* BEGIN *

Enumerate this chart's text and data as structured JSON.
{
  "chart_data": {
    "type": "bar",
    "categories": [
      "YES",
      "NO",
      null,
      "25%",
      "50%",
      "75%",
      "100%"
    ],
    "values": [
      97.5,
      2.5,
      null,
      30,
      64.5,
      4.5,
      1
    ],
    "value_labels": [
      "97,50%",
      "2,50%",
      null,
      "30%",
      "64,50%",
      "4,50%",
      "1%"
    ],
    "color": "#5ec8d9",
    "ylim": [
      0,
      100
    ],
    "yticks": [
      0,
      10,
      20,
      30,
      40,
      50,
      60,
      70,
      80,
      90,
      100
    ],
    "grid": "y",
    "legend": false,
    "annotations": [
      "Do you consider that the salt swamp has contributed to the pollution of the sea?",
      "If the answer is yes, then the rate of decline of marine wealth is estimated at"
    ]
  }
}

* END *

YOUR OBJECTIVE: Retype the data exactly as given.

RESULT OF THE EXERCISE:
Enumerate this chart's text and data as structured JSON.
{
  "chart_data": {
    "type": "bar",
    "categories": [
      "YES",
      "NO",
      null,
      "25%",
      "50%",
      "75%",
      "100%"
    ],
    "values": [
      97.5,
      2.5,
      null,
      30,
      64.5,
      4.5,
      1
    ],
    "value_labels": [
      "97,50%",
      "2,50%",
      null,
      "30%",
      "64,50%",
      "4,50%",
      "1%"
    ],
    "color": "#5ec8d9",
    "ylim": [
      0,
      100
    ],
    "yticks": [
      0,
      10,
      20,
      30,
      40,
      50,
      60,
      70,
      80,
      90,
      100
    ],
    "grid": "y",
    "legend": false,
    "annotations": [
      "Do you consider that the salt swamp has contributed to the pollution of the sea?",
      "If the answer is yes, then the rate of decline of marine wealth is estimated at"
    ]
  }
}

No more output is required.